Directions → From the entries below, copy out every line with "JSON" in it.

A run of records:
______
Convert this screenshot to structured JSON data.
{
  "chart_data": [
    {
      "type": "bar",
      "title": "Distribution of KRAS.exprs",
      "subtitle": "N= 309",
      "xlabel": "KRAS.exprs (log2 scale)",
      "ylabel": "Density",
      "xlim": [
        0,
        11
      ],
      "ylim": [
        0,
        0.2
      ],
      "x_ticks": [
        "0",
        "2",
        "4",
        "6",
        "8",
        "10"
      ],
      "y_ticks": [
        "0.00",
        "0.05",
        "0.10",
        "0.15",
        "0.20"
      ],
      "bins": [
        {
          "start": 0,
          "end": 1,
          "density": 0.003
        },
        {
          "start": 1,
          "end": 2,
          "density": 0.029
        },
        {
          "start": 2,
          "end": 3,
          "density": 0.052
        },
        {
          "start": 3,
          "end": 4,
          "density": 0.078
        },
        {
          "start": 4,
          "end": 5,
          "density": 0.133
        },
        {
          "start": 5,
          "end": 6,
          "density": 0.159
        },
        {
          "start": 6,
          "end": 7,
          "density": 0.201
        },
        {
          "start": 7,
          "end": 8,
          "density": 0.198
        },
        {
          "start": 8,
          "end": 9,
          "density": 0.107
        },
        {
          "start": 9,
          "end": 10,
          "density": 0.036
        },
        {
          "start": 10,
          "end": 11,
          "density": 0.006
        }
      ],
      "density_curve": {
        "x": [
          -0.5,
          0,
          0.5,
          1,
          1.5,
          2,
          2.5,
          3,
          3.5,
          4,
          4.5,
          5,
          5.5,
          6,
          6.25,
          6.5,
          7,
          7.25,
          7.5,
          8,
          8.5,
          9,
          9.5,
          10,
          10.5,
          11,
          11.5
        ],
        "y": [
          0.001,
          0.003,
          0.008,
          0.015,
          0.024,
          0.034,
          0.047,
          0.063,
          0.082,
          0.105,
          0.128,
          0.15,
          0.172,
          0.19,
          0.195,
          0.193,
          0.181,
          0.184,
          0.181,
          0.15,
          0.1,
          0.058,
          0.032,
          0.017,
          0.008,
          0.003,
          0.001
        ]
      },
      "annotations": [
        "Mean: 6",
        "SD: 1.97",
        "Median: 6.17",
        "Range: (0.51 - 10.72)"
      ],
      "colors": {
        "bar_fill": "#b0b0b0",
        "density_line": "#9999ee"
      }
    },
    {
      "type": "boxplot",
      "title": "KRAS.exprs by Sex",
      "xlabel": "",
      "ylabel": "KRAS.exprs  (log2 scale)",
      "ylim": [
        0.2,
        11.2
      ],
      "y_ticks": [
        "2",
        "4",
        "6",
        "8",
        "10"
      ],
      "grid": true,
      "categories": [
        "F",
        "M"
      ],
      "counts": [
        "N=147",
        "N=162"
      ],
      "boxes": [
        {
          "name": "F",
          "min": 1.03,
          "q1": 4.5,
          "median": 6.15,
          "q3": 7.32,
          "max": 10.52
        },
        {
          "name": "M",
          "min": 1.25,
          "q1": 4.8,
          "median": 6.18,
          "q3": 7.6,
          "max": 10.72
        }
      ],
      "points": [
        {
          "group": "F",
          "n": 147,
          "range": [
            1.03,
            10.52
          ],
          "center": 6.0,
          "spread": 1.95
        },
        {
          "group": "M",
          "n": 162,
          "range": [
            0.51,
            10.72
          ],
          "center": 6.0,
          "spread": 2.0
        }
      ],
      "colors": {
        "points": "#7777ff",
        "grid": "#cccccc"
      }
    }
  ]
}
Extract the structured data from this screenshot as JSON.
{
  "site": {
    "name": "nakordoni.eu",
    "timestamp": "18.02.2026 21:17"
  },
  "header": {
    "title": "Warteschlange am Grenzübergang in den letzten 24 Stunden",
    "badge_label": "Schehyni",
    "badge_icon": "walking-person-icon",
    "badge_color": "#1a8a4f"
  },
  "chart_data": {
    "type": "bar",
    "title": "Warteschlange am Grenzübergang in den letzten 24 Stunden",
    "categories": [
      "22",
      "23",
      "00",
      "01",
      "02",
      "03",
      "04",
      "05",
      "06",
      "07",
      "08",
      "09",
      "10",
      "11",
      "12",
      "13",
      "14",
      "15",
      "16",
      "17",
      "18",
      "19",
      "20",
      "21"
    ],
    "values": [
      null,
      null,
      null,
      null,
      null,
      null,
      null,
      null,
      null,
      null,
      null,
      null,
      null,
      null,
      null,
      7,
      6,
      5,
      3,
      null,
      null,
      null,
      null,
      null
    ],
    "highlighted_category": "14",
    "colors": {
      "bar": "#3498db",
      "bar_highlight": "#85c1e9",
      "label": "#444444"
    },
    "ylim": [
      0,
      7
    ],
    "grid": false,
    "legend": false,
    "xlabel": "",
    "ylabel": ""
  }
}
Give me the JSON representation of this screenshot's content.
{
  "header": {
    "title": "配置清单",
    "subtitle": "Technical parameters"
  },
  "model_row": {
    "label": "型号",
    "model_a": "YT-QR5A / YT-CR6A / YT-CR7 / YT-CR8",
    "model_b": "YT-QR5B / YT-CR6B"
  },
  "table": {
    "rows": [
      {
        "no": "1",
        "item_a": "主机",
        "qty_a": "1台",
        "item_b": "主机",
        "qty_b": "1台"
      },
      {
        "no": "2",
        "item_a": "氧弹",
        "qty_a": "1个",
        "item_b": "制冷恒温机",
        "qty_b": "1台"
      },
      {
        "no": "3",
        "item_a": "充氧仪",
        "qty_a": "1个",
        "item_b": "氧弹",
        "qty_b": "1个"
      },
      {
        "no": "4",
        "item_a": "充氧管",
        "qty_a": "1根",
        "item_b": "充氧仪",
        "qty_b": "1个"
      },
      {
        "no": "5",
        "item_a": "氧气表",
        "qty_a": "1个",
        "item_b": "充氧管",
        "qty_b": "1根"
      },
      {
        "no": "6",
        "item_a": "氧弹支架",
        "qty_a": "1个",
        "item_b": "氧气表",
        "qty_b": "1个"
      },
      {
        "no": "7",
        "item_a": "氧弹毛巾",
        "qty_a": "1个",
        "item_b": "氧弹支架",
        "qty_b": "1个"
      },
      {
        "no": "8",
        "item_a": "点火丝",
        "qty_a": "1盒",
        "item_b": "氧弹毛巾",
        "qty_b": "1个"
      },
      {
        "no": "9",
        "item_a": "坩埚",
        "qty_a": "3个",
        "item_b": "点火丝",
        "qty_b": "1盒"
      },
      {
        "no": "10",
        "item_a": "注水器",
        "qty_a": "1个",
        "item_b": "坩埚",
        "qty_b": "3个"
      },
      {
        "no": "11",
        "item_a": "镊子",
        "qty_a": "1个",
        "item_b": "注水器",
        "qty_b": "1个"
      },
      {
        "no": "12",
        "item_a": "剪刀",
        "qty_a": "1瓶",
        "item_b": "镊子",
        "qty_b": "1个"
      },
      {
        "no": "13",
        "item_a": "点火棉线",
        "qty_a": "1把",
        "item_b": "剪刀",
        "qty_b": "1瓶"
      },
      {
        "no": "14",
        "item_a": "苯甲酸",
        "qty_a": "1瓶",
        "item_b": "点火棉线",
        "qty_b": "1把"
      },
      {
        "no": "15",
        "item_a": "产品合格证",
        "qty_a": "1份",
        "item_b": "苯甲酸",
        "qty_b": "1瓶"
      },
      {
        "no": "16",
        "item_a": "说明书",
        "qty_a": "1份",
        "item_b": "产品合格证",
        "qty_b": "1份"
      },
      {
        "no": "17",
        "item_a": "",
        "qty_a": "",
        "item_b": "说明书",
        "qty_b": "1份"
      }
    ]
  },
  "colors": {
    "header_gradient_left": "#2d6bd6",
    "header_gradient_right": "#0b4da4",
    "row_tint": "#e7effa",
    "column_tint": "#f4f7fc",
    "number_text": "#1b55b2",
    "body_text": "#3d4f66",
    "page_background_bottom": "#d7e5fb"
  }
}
______
Result →
Convert this screenshot to structured JSON data.
Extract the structured data from this screenshot as JSON.
Give me the JSON representation of this screenshot's content.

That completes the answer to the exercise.